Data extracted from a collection
===============

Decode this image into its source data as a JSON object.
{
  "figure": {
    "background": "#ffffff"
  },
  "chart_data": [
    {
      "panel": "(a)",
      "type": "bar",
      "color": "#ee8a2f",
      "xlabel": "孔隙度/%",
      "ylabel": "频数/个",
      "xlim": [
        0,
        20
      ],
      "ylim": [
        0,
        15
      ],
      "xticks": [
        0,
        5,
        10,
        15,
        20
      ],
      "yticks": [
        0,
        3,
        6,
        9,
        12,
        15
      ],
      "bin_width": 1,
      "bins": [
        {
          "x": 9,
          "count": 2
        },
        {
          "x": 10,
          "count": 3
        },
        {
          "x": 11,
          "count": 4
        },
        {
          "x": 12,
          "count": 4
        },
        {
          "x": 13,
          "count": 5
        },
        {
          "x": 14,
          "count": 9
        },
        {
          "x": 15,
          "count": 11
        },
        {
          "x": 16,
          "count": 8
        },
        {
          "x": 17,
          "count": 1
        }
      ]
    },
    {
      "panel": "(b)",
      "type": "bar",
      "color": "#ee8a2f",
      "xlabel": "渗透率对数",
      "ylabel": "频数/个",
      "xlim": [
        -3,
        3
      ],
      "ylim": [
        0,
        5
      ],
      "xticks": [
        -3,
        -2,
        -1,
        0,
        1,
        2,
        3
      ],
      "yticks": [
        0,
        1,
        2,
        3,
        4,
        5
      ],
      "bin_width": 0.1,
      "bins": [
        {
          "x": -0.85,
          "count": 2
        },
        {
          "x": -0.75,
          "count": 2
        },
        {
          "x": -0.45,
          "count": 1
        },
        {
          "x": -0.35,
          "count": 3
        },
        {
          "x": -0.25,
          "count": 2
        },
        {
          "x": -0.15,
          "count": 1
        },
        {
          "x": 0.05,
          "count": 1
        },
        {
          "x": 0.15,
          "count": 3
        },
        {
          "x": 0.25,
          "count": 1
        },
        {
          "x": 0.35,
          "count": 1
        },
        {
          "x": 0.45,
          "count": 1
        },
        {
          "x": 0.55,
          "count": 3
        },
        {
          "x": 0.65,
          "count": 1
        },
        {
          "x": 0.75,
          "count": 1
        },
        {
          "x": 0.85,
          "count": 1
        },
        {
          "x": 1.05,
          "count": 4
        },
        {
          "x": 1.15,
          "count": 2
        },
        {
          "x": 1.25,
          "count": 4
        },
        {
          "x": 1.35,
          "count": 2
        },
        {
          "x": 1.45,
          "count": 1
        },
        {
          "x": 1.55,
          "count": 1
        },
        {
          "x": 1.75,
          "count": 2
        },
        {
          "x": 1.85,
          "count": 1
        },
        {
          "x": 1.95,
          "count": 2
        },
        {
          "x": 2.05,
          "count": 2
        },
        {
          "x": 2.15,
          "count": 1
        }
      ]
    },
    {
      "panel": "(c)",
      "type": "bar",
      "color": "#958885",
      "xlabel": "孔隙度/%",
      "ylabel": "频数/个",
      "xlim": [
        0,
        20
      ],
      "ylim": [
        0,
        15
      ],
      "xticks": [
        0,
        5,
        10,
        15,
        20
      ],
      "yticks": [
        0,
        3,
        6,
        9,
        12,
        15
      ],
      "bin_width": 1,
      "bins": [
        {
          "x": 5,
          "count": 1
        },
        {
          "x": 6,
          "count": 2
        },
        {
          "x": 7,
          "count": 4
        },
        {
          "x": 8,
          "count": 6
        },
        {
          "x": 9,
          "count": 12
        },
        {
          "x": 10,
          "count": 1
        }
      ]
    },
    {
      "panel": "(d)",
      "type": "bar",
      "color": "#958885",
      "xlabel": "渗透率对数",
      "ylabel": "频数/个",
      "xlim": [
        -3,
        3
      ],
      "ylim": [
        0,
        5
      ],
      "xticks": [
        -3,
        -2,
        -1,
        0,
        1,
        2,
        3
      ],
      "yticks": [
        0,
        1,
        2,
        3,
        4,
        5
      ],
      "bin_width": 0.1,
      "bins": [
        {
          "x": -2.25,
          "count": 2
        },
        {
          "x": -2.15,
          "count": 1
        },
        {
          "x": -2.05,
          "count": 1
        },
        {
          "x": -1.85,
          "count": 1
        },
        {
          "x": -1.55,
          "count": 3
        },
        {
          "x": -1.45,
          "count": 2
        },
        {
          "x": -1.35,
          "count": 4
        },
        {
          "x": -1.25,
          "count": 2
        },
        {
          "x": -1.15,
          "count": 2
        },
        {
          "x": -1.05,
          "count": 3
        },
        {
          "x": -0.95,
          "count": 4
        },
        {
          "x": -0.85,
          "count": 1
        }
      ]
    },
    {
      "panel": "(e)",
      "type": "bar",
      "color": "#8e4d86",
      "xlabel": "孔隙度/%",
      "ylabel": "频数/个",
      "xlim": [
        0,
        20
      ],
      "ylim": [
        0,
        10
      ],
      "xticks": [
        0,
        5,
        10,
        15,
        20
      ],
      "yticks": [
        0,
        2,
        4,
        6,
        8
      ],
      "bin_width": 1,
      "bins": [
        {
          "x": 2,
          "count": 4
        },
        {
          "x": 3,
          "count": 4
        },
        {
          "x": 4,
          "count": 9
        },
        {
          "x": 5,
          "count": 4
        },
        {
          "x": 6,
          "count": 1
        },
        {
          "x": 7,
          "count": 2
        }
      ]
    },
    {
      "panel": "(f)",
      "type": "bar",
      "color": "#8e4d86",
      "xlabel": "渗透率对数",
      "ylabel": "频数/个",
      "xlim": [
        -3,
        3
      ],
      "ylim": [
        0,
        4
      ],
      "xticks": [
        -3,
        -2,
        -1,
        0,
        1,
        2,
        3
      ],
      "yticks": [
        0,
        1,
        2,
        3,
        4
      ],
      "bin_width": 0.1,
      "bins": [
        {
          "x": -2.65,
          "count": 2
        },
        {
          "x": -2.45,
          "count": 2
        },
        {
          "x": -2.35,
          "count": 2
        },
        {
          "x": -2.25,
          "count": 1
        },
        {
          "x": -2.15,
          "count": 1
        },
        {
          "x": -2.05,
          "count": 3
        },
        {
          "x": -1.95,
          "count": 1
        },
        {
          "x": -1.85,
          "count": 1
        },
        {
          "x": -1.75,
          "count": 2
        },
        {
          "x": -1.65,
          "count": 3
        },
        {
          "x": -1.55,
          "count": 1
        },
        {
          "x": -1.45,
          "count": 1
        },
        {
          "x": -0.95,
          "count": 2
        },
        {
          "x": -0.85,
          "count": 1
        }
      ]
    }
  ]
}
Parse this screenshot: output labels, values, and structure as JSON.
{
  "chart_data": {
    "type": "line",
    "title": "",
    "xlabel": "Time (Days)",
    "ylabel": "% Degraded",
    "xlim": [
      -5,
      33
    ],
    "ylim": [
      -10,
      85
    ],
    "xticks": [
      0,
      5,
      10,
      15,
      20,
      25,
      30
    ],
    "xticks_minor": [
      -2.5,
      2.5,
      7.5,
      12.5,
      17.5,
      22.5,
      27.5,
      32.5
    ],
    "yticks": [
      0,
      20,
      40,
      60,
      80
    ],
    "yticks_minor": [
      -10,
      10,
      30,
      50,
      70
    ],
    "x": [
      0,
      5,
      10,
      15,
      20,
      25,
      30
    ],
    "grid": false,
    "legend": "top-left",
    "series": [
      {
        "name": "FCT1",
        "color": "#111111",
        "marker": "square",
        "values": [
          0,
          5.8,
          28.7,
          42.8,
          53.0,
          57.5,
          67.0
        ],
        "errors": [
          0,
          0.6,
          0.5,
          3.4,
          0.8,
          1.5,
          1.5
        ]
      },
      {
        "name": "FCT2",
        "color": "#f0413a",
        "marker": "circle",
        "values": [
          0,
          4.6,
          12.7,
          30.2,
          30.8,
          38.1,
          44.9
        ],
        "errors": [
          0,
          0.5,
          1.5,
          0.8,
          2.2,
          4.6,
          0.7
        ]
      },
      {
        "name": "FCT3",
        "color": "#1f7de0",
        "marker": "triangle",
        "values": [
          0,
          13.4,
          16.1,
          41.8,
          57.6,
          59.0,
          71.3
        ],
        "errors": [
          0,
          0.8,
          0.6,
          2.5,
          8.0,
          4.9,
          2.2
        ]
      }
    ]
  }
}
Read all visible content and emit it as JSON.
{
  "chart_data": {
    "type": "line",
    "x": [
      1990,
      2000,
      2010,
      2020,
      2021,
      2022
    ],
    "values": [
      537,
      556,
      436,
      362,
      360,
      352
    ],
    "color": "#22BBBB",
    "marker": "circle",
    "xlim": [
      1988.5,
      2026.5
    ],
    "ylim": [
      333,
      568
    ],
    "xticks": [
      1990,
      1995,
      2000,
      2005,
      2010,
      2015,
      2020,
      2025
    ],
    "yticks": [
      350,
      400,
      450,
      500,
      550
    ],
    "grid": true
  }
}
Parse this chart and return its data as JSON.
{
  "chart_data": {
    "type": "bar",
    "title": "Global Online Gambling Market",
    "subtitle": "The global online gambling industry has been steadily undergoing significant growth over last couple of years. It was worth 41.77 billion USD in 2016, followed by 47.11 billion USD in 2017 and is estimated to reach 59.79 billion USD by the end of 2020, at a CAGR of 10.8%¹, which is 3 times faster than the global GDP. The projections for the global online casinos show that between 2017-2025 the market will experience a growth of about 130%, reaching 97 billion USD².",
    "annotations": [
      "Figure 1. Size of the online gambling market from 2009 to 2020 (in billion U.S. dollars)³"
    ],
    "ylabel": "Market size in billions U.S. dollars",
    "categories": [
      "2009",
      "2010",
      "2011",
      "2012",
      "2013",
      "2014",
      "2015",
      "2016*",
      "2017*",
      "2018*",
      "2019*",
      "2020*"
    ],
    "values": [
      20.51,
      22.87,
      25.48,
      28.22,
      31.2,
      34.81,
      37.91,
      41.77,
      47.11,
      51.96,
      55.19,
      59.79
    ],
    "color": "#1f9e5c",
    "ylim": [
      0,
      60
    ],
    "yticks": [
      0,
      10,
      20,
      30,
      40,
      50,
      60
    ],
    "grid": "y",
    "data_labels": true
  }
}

===============

## Exercise details
Search the lines for the string "Parse" and copy every line that has it.

## Full answer
Parse this screenshot: output labels, values, and structure as JSON.
Parse this chart and return its data as JSON.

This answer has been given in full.